* Extracted data:
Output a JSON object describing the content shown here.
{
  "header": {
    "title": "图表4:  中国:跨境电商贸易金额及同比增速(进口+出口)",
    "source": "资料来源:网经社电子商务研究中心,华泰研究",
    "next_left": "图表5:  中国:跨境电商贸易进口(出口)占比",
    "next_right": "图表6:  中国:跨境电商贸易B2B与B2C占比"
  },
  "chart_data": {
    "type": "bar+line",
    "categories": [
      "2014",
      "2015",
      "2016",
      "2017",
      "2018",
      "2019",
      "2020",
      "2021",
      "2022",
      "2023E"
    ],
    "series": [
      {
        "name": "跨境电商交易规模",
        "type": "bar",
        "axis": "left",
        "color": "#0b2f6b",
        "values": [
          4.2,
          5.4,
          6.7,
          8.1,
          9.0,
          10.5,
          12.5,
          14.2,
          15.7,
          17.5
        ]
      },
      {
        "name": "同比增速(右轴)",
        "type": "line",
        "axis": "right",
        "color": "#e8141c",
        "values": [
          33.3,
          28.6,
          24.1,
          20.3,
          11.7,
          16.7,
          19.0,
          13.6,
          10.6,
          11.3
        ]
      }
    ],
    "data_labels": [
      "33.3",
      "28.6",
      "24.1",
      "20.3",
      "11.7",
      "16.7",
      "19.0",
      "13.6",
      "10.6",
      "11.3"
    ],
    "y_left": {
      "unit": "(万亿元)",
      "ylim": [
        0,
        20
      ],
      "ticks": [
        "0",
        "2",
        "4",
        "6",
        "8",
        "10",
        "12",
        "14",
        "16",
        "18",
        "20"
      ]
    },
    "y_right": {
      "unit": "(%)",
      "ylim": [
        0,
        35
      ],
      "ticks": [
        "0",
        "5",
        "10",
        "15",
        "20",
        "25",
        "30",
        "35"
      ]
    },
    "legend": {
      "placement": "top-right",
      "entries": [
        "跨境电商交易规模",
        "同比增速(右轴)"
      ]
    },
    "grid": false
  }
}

* Directive: Each record above should be repeated exactly as it appears.

* Output for this exercise:
Output a JSON object describing the content shown here.
{
  "header": {
    "title": "图表4:  中国:跨境电商贸易金额及同比增速(进口+出口)",
    "source": "资料来源:网经社电子商务研究中心,华泰研究",
    "next_left": "图表5:  中国:跨境电商贸易进口(出口)占比",
    "next_right": "图表6:  中国:跨境电商贸易B2B与B2C占比"
  },
  "chart_data": {
    "type": "bar+line",
    "categories": [
      "2014",
      "2015",
      "2016",
      "2017",
      "2018",
      "2019",
      "2020",
      "2021",
      "2022",
      "2023E"
    ],
    "series": [
      {
        "name": "跨境电商交易规模",
        "type": "bar",
        "axis": "left",
        "color": "#0b2f6b",
        "values": [
          4.2,
          5.4,
          6.7,
          8.1,
          9.0,
          10.5,
          12.5,
          14.2,
          15.7,
          17.5
        ]
      },
      {
        "name": "同比增速(右轴)",
        "type": "line",
        "axis": "right",
        "color": "#e8141c",
        "values": [
          33.3,
          28.6,
          24.1,
          20.3,
          11.7,
          16.7,
          19.0,
          13.6,
          10.6,
          11.3
        ]
      }
    ],
    "data_labels": [
      "33.3",
      "28.6",
      "24.1",
      "20.3",
      "11.7",
      "16.7",
      "19.0",
      "13.6",
      "10.6",
      "11.3"
    ],
    "y_left": {
      "unit": "(万亿元)",
      "ylim": [
        0,
        20
      ],
      "ticks": [
        "0",
        "2",
        "4",
        "6",
        "8",
        "10",
        "12",
        "14",
        "16",
        "18",
        "20"
      ]
    },
    "y_right": {
      "unit": "(%)",
      "ylim": [
        0,
        35
      ],
      "ticks": [
        "0",
        "5",
        "10",
        "15",
        "20",
        "25",
        "30",
        "35"
      ]
    },
    "legend": {
      "placement": "top-right",
      "entries": [
        "跨境电商交易规模",
        "同比增速(右轴)"
      ]
    },
    "grid": false
  }
}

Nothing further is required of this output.